Source records
____

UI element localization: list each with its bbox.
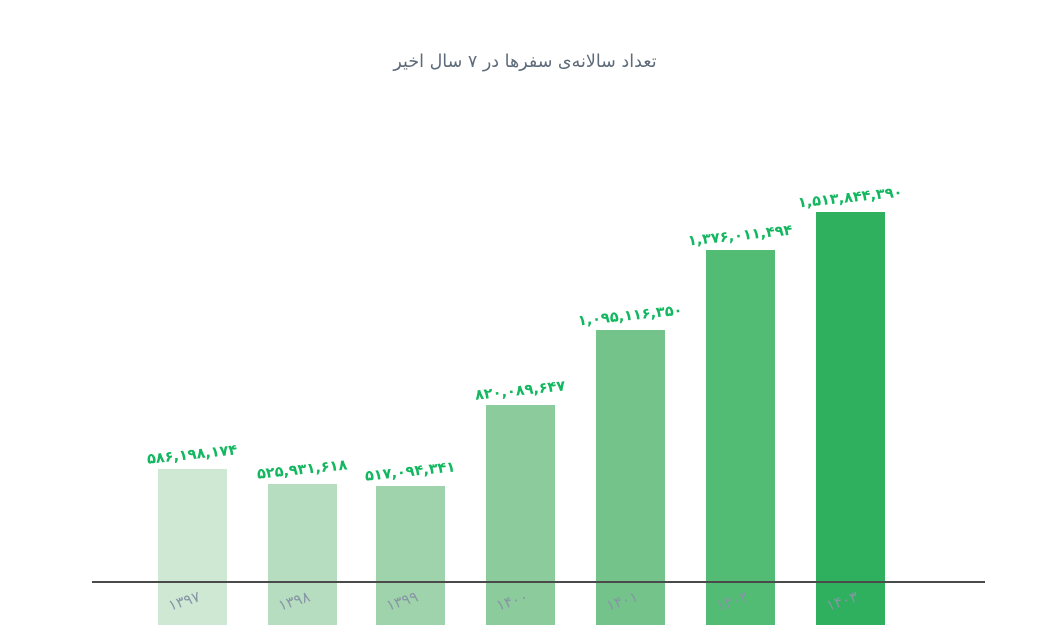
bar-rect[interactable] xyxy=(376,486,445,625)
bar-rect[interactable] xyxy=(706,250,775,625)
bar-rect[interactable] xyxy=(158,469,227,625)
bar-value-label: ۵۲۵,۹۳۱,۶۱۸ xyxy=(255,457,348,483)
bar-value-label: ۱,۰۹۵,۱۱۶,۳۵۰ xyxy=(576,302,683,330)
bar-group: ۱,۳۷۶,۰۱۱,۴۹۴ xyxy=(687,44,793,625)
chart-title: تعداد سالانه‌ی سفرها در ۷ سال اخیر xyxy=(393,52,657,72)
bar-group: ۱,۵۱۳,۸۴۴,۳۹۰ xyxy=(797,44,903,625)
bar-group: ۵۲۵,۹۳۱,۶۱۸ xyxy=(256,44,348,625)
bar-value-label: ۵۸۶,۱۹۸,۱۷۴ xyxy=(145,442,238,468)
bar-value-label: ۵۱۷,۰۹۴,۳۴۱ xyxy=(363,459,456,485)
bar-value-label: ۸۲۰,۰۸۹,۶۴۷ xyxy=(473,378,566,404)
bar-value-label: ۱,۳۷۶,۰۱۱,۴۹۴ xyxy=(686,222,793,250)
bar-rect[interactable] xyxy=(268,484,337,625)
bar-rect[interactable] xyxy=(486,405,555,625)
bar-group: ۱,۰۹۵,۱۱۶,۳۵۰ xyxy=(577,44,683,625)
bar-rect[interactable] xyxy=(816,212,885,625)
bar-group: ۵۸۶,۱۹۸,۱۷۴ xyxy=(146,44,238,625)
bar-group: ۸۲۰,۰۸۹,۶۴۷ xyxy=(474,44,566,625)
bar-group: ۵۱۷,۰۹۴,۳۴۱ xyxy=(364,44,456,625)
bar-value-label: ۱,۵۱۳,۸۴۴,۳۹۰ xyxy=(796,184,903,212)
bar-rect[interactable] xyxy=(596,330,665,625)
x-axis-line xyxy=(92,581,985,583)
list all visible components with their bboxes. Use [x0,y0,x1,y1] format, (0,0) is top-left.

____

= Task objective =
Print every line of the material above verbatim, but omit the picture placeholder.

= The response =
UI element localization: list each with its bbox.
bar-rect[interactable] xyxy=(376,486,445,625)
bar-rect[interactable] xyxy=(706,250,775,625)
bar-rect[interactable] xyxy=(158,469,227,625)
bar-value-label: ۵۲۵,۹۳۱,۶۱۸ xyxy=(255,457,348,483)
bar-value-label: ۱,۰۹۵,۱۱۶,۳۵۰ xyxy=(576,302,683,330)
bar-group: ۱,۳۷۶,۰۱۱,۴۹۴ xyxy=(687,44,793,625)
chart-title: تعداد سالانه‌ی سفرها در ۷ سال اخیر xyxy=(393,52,657,72)
bar-group: ۱,۵۱۳,۸۴۴,۳۹۰ xyxy=(797,44,903,625)
bar-group: ۵۲۵,۹۳۱,۶۱۸ xyxy=(256,44,348,625)
bar-value-label: ۵۸۶,۱۹۸,۱۷۴ xyxy=(145,442,238,468)
bar-value-label: ۵۱۷,۰۹۴,۳۴۱ xyxy=(363,459,456,485)
bar-value-label: ۸۲۰,۰۸۹,۶۴۷ xyxy=(473,378,566,404)
bar-value-label: ۱,۳۷۶,۰۱۱,۴۹۴ xyxy=(686,222,793,250)
bar-rect[interactable] xyxy=(268,484,337,625)
bar-rect[interactable] xyxy=(486,405,555,625)
bar-group: ۱,۰۹۵,۱۱۶,۳۵۰ xyxy=(577,44,683,625)
bar-rect[interactable] xyxy=(816,212,885,625)
bar-group: ۵۸۶,۱۹۸,۱۷۴ xyxy=(146,44,238,625)
bar-group: ۸۲۰,۰۸۹,۶۴۷ xyxy=(474,44,566,625)
bar-group: ۵۱۷,۰۹۴,۳۴۱ xyxy=(364,44,456,625)
bar-value-label: ۱,۵۱۳,۸۴۴,۳۹۰ xyxy=(796,184,903,212)
bar-rect[interactable] xyxy=(596,330,665,625)
x-axis-line xyxy=(92,581,985,583)
list all visible components with their bboxes. Use [x0,y0,x1,y1] format, (0,0) is top-left.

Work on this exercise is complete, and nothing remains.